WORK INSTRUCTIONS: How many of the lines below include "this"? Give the number and no other words.

-- start of RECORDED INFORMATION --

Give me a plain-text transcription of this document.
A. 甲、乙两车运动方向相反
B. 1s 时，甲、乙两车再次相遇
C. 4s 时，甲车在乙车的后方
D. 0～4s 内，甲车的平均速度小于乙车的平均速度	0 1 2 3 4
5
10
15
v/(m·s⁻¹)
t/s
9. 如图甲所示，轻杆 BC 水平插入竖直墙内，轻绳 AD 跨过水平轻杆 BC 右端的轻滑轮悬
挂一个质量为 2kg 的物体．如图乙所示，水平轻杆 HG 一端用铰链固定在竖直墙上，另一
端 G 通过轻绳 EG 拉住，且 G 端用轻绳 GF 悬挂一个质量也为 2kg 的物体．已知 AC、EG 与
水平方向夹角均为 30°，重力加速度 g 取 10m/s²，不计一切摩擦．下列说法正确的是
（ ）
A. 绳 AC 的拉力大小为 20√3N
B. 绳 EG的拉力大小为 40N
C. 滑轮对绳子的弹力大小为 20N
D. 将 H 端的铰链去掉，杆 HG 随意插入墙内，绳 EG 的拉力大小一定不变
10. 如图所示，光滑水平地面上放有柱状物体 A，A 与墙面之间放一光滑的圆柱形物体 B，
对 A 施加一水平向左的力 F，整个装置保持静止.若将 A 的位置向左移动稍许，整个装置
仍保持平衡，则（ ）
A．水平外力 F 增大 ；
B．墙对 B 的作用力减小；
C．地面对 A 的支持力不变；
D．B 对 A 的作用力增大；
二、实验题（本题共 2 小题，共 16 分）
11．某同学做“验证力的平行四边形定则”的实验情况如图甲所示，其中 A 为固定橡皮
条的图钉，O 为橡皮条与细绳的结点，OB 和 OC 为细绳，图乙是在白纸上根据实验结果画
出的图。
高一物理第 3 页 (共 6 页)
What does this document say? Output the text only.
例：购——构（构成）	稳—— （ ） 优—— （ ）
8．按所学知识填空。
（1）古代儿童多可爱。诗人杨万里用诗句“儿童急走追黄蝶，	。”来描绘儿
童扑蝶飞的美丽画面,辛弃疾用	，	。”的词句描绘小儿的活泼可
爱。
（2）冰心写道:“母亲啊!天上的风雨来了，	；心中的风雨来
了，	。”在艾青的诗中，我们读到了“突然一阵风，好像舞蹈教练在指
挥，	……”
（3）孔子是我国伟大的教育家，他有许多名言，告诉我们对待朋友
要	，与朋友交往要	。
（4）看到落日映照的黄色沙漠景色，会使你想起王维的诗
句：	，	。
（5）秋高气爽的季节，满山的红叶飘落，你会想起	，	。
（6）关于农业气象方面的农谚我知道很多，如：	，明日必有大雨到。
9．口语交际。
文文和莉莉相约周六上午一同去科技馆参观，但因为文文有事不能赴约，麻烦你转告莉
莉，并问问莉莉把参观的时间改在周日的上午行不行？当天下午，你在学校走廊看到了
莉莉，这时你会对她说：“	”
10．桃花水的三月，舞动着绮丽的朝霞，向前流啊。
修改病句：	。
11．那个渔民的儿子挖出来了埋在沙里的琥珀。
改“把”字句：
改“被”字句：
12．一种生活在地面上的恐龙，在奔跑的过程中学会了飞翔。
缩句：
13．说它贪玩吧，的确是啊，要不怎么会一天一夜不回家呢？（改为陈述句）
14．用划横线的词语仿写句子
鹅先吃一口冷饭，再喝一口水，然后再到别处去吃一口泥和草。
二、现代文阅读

-- end of RECORDED INFORMATION --
-- start of RECORDED INFORMATION --

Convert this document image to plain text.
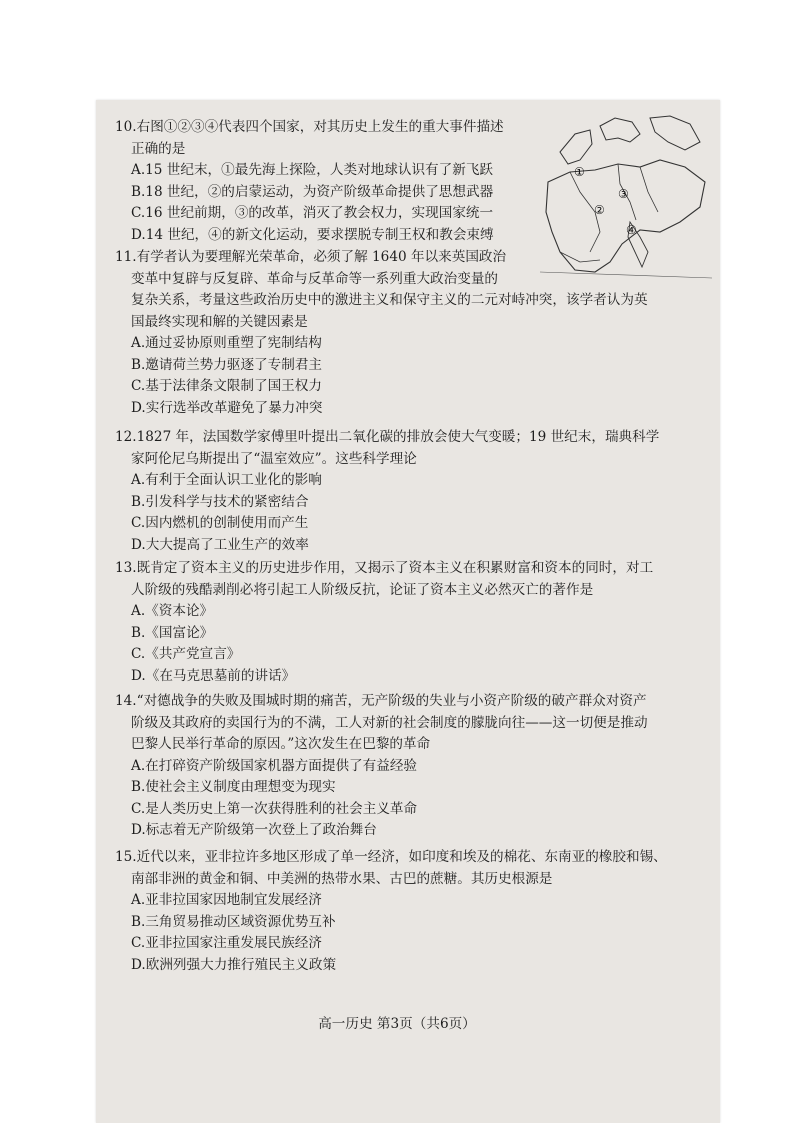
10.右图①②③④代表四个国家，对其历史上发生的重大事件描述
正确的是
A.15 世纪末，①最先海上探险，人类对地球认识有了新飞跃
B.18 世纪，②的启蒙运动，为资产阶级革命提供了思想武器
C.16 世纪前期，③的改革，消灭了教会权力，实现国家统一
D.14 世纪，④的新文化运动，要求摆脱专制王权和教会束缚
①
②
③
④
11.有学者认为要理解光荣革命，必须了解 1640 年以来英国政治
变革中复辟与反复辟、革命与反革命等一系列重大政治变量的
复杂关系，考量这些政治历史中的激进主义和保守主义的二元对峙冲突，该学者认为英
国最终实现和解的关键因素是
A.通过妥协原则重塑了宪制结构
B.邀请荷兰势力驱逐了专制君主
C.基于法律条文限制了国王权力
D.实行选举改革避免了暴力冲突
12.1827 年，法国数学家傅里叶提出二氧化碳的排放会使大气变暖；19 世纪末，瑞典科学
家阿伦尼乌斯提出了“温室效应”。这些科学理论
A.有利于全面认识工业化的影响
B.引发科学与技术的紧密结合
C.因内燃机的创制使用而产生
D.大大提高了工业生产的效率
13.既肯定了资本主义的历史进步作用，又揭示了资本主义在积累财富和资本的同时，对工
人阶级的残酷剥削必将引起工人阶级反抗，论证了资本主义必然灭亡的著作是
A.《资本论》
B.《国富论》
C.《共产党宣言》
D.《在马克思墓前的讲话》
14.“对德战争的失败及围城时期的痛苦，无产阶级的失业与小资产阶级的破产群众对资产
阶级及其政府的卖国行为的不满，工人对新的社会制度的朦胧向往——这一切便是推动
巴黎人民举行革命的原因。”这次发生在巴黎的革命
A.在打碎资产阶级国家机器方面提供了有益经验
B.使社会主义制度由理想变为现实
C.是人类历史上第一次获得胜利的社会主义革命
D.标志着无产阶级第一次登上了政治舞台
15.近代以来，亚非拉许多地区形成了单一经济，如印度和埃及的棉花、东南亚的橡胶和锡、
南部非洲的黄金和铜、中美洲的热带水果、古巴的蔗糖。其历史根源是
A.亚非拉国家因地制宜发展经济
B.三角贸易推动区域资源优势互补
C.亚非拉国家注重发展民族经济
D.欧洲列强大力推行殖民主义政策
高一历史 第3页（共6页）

-- end of RECORDED INFORMATION --

RESULT: 3